EXERCISE GOAL → Without the pictures, return all of the material exactly as written.

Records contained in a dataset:
_ _ _ _
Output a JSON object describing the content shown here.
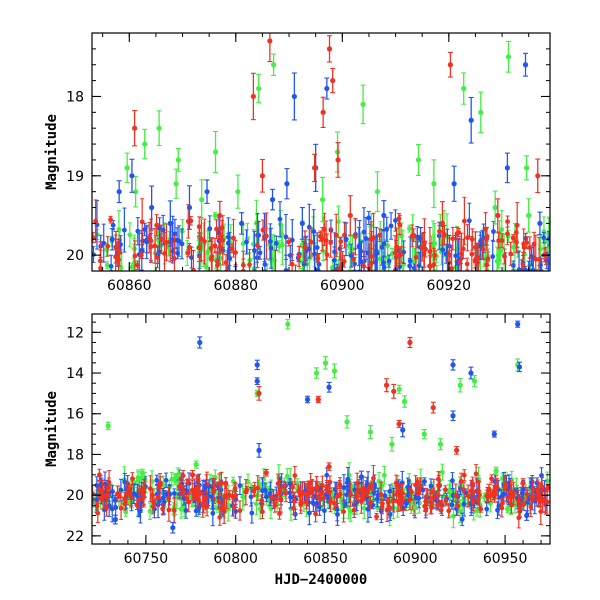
{
  "chart_data": [
    {
      "type": "scatter",
      "panel": "top",
      "title": "",
      "xlabel": "",
      "ylabel": "Magnitude",
      "xlim": [
        60853,
        60939
      ],
      "ylim": [
        20.2,
        17.2
      ],
      "y_inverted": true,
      "x_ticks": [
        60860,
        60880,
        60900,
        60920
      ],
      "x_minor_step": 5,
      "y_ticks": [
        18,
        19,
        20
      ],
      "y_minor_step": 0.2,
      "grid": false,
      "series": [
        {
          "name": "green",
          "color": "#44ee44",
          "points": [
            [
              60859.6,
              18.9
            ],
            [
              60861.2,
              19.2
            ],
            [
              60862.9,
              18.6
            ],
            [
              60865.6,
              18.4
            ],
            [
              60868.8,
              19.1
            ],
            [
              60869.2,
              18.8
            ],
            [
              60873.6,
              19.3
            ],
            [
              60876.2,
              18.7
            ],
            [
              60880.4,
              19.2
            ],
            [
              60884.3,
              17.9
            ],
            [
              60887.1,
              17.6
            ],
            [
              60896.3,
              19.3
            ],
            [
              60899.1,
              18.7
            ],
            [
              60903.9,
              18.1
            ],
            [
              60906.6,
              19.2
            ],
            [
              60914.3,
              18.8
            ],
            [
              60917.2,
              19.1
            ],
            [
              60922.8,
              17.9
            ],
            [
              60926.0,
              18.2
            ],
            [
              60928.7,
              19.4
            ],
            [
              60931.2,
              17.5
            ],
            [
              60934.6,
              18.9
            ],
            [
              60935.0,
              19.5
            ]
          ]
        },
        {
          "name": "blue",
          "color": "#2255ee",
          "points": [
            [
              60856.8,
              19.8
            ],
            [
              60858.1,
              19.2
            ],
            [
              60860.5,
              19.0
            ],
            [
              60864.2,
              19.4
            ],
            [
              60867.7,
              19.6
            ],
            [
              60871.3,
              19.4
            ],
            [
              60874.6,
              19.2
            ],
            [
              60881.1,
              19.6
            ],
            [
              60886.9,
              19.3
            ],
            [
              60889.6,
              19.1
            ],
            [
              60891.0,
              18.0
            ],
            [
              60892.5,
              19.6
            ],
            [
              60895.0,
              18.9
            ],
            [
              60897.1,
              17.9
            ],
            [
              60900.7,
              19.8
            ],
            [
              60907.8,
              19.5
            ],
            [
              60914.7,
              19.9
            ],
            [
              60921.0,
              19.1
            ],
            [
              60924.2,
              18.3
            ],
            [
              60931.0,
              18.9
            ],
            [
              60934.4,
              17.6
            ],
            [
              60937.1,
              19.6
            ]
          ]
        },
        {
          "name": "red",
          "color": "#ee3322",
          "points": [
            [
              60857.5,
              19.9
            ],
            [
              60861.0,
              18.4
            ],
            [
              60866.0,
              19.8
            ],
            [
              60873.2,
              19.9
            ],
            [
              60877.0,
              19.5
            ],
            [
              60883.3,
              18.0
            ],
            [
              60885.0,
              19.0
            ],
            [
              60886.4,
              17.3
            ],
            [
              60893.0,
              19.9
            ],
            [
              60894.8,
              18.9
            ],
            [
              60896.4,
              18.2
            ],
            [
              60897.6,
              17.4
            ],
            [
              60898.2,
              17.8
            ],
            [
              60899.2,
              18.8
            ],
            [
              60901.5,
              19.5
            ],
            [
              60905.4,
              19.8
            ],
            [
              60910.2,
              19.9
            ],
            [
              60915.0,
              19.9
            ],
            [
              60918.8,
              19.6
            ],
            [
              60920.3,
              17.6
            ],
            [
              60925.0,
              19.9
            ],
            [
              60929.2,
              19.5
            ],
            [
              60936.7,
              19.0
            ]
          ]
        }
      ]
    },
    {
      "type": "scatter",
      "panel": "bottom",
      "title": "",
      "xlabel": "HJD−2400000",
      "ylabel": "Magnitude",
      "xlim": [
        60720,
        60975
      ],
      "ylim": [
        22.4,
        11.1
      ],
      "y_inverted": true,
      "x_ticks": [
        60750,
        60800,
        60850,
        60900,
        60950
      ],
      "x_minor_step": 10,
      "y_ticks": [
        12,
        14,
        16,
        18,
        20,
        22
      ],
      "y_minor_step": 0.5,
      "grid": false,
      "series": [
        {
          "name": "green",
          "color": "#44ee44",
          "points": [
            [
              60729,
              16.6
            ],
            [
              60748,
              18.9
            ],
            [
              60768,
              19.0
            ],
            [
              60778,
              18.5
            ],
            [
              60812,
              15.0
            ],
            [
              60829,
              11.6
            ],
            [
              60845,
              14.0
            ],
            [
              60850,
              13.5
            ],
            [
              60855,
              13.9
            ],
            [
              60862,
              16.4
            ],
            [
              60875,
              16.9
            ],
            [
              60887,
              17.5
            ],
            [
              60891,
              14.8
            ],
            [
              60894,
              15.4
            ],
            [
              60900,
              20.6
            ],
            [
              60905,
              17.0
            ],
            [
              60914,
              17.5
            ],
            [
              60925,
              14.6
            ],
            [
              60933,
              14.4
            ],
            [
              60945,
              18.8
            ],
            [
              60957,
              13.6
            ]
          ]
        },
        {
          "name": "blue",
          "color": "#2255ee",
          "points": [
            [
              60733,
              21.2
            ],
            [
              60765,
              21.6
            ],
            [
              60780,
              12.5
            ],
            [
              60783,
              19.6
            ],
            [
              60812,
              13.6
            ],
            [
              60812,
              14.4
            ],
            [
              60813,
              17.8
            ],
            [
              60840,
              15.3
            ],
            [
              60852,
              14.7
            ],
            [
              60870,
              19.1
            ],
            [
              60893,
              16.8
            ],
            [
              60895,
              20.4
            ],
            [
              60921,
              13.6
            ],
            [
              60921,
              16.1
            ],
            [
              60931,
              14.0
            ],
            [
              60944,
              17.0
            ],
            [
              60957,
              11.6
            ],
            [
              60958,
              13.7
            ],
            [
              60962,
              21.0
            ]
          ]
        },
        {
          "name": "red",
          "color": "#ee3322",
          "points": [
            [
              60735,
              20.0
            ],
            [
              60758,
              19.4
            ],
            [
              60776,
              19.0
            ],
            [
              60813,
              15.0
            ],
            [
              60817,
              18.9
            ],
            [
              60846,
              15.3
            ],
            [
              60852,
              18.6
            ],
            [
              60884,
              14.6
            ],
            [
              60888,
              14.9
            ],
            [
              60891,
              16.5
            ],
            [
              60897,
              12.5
            ],
            [
              60910,
              15.7
            ],
            [
              60923,
              17.8
            ],
            [
              60941,
              19.7
            ],
            [
              60960,
              19.4
            ]
          ]
        }
      ]
    }
  ]
}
_ _ _ _
EXERCISE RESPONSE →
Output a JSON object describing the content shown here.
{
  "chart_data": [
    {
      "type": "scatter",
      "panel": "top",
      "title": "",
      "xlabel": "",
      "ylabel": "Magnitude",
      "xlim": [
        60853,
        60939
      ],
      "ylim": [
        20.2,
        17.2
      ],
      "y_inverted": true,
      "x_ticks": [
        60860,
        60880,
        60900,
        60920
      ],
      "x_minor_step": 5,
      "y_ticks": [
        18,
        19,
        20
      ],
      "y_minor_step": 0.2,
      "grid": false,
      "series": [
        {
          "name": "green",
          "color": "#44ee44",
          "points": [
            [
              60859.6,
              18.9
            ],
            [
              60861.2,
              19.2
            ],
            [
              60862.9,
              18.6
            ],
            [
              60865.6,
              18.4
            ],
            [
              60868.8,
              19.1
            ],
            [
              60869.2,
              18.8
            ],
            [
              60873.6,
              19.3
            ],
            [
              60876.2,
              18.7
            ],
            [
              60880.4,
              19.2
            ],
            [
              60884.3,
              17.9
            ],
            [
              60887.1,
              17.6
            ],
            [
              60896.3,
              19.3
            ],
            [
              60899.1,
              18.7
            ],
            [
              60903.9,
              18.1
            ],
            [
              60906.6,
              19.2
            ],
            [
              60914.3,
              18.8
            ],
            [
              60917.2,
              19.1
            ],
            [
              60922.8,
              17.9
            ],
            [
              60926.0,
              18.2
            ],
            [
              60928.7,
              19.4
            ],
            [
              60931.2,
              17.5
            ],
            [
              60934.6,
              18.9
            ],
            [
              60935.0,
              19.5
            ]
          ]
        },
        {
          "name": "blue",
          "color": "#2255ee",
          "points": [
            [
              60856.8,
              19.8
            ],
            [
              60858.1,
              19.2
            ],
            [
              60860.5,
              19.0
            ],
            [
              60864.2,
              19.4
            ],
            [
              60867.7,
              19.6
            ],
            [
              60871.3,
              19.4
            ],
            [
              60874.6,
              19.2
            ],
            [
              60881.1,
              19.6
            ],
            [
              60886.9,
              19.3
            ],
            [
              60889.6,
              19.1
            ],
            [
              60891.0,
              18.0
            ],
            [
              60892.5,
              19.6
            ],
            [
              60895.0,
              18.9
            ],
            [
              60897.1,
              17.9
            ],
            [
              60900.7,
              19.8
            ],
            [
              60907.8,
              19.5
            ],
            [
              60914.7,
              19.9
            ],
            [
              60921.0,
              19.1
            ],
            [
              60924.2,
              18.3
            ],
            [
              60931.0,
              18.9
            ],
            [
              60934.4,
              17.6
            ],
            [
              60937.1,
              19.6
            ]
          ]
        },
        {
          "name": "red",
          "color": "#ee3322",
          "points": [
            [
              60857.5,
              19.9
            ],
            [
              60861.0,
              18.4
            ],
            [
              60866.0,
              19.8
            ],
            [
              60873.2,
              19.9
            ],
            [
              60877.0,
              19.5
            ],
            [
              60883.3,
              18.0
            ],
            [
              60885.0,
              19.0
            ],
            [
              60886.4,
              17.3
            ],
            [
              60893.0,
              19.9
            ],
            [
              60894.8,
              18.9
            ],
            [
              60896.4,
              18.2
            ],
            [
              60897.6,
              17.4
            ],
            [
              60898.2,
              17.8
            ],
            [
              60899.2,
              18.8
            ],
            [
              60901.5,
              19.5
            ],
            [
              60905.4,
              19.8
            ],
            [
              60910.2,
              19.9
            ],
            [
              60915.0,
              19.9
            ],
            [
              60918.8,
              19.6
            ],
            [
              60920.3,
              17.6
            ],
            [
              60925.0,
              19.9
            ],
            [
              60929.2,
              19.5
            ],
            [
              60936.7,
              19.0
            ]
          ]
        }
      ]
    },
    {
      "type": "scatter",
      "panel": "bottom",
      "title": "",
      "xlabel": "HJD−2400000",
      "ylabel": "Magnitude",
      "xlim": [
        60720,
        60975
      ],
      "ylim": [
        22.4,
        11.1
      ],
      "y_inverted": true,
      "x_ticks": [
        60750,
        60800,
        60850,
        60900,
        60950
      ],
      "x_minor_step": 10,
      "y_ticks": [
        12,
        14,
        16,
        18,
        20,
        22
      ],
      "y_minor_step": 0.5,
      "grid": false,
      "series": [
        {
          "name": "green",
          "color": "#44ee44",
          "points": [
            [
              60729,
              16.6
            ],
            [
              60748,
              18.9
            ],
            [
              60768,
              19.0
            ],
            [
              60778,
              18.5
            ],
            [
              60812,
              15.0
            ],
            [
              60829,
              11.6
            ],
            [
              60845,
              14.0
            ],
            [
              60850,
              13.5
            ],
            [
              60855,
              13.9
            ],
            [
              60862,
              16.4
            ],
            [
              60875,
              16.9
            ],
            [
              60887,
              17.5
            ],
            [
              60891,
              14.8
            ],
            [
              60894,
              15.4
            ],
            [
              60900,
              20.6
            ],
            [
              60905,
              17.0
            ],
            [
              60914,
              17.5
            ],
            [
              60925,
              14.6
            ],
            [
              60933,
              14.4
            ],
            [
              60945,
              18.8
            ],
            [
              60957,
              13.6
            ]
          ]
        },
        {
          "name": "blue",
          "color": "#2255ee",
          "points": [
            [
              60733,
              21.2
            ],
            [
              60765,
              21.6
            ],
            [
              60780,
              12.5
            ],
            [
              60783,
              19.6
            ],
            [
              60812,
              13.6
            ],
            [
              60812,
              14.4
            ],
            [
              60813,
              17.8
            ],
            [
              60840,
              15.3
            ],
            [
              60852,
              14.7
            ],
            [
              60870,
              19.1
            ],
            [
              60893,
              16.8
            ],
            [
              60895,
              20.4
            ],
            [
              60921,
              13.6
            ],
            [
              60921,
              16.1
            ],
            [
              60931,
              14.0
            ],
            [
              60944,
              17.0
            ],
            [
              60957,
              11.6
            ],
            [
              60958,
              13.7
            ],
            [
              60962,
              21.0
            ]
          ]
        },
        {
          "name": "red",
          "color": "#ee3322",
          "points": [
            [
              60735,
              20.0
            ],
            [
              60758,
              19.4
            ],
            [
              60776,
              19.0
            ],
            [
              60813,
              15.0
            ],
            [
              60817,
              18.9
            ],
            [
              60846,
              15.3
            ],
            [
              60852,
              18.6
            ],
            [
              60884,
              14.6
            ],
            [
              60888,
              14.9
            ],
            [
              60891,
              16.5
            ],
            [
              60897,
              12.5
            ],
            [
              60910,
              15.7
            ],
            [
              60923,
              17.8
            ],
            [
              60941,
              19.7
            ],
            [
              60960,
              19.4
            ]
          ]
        }
      ]
    }
  ]
}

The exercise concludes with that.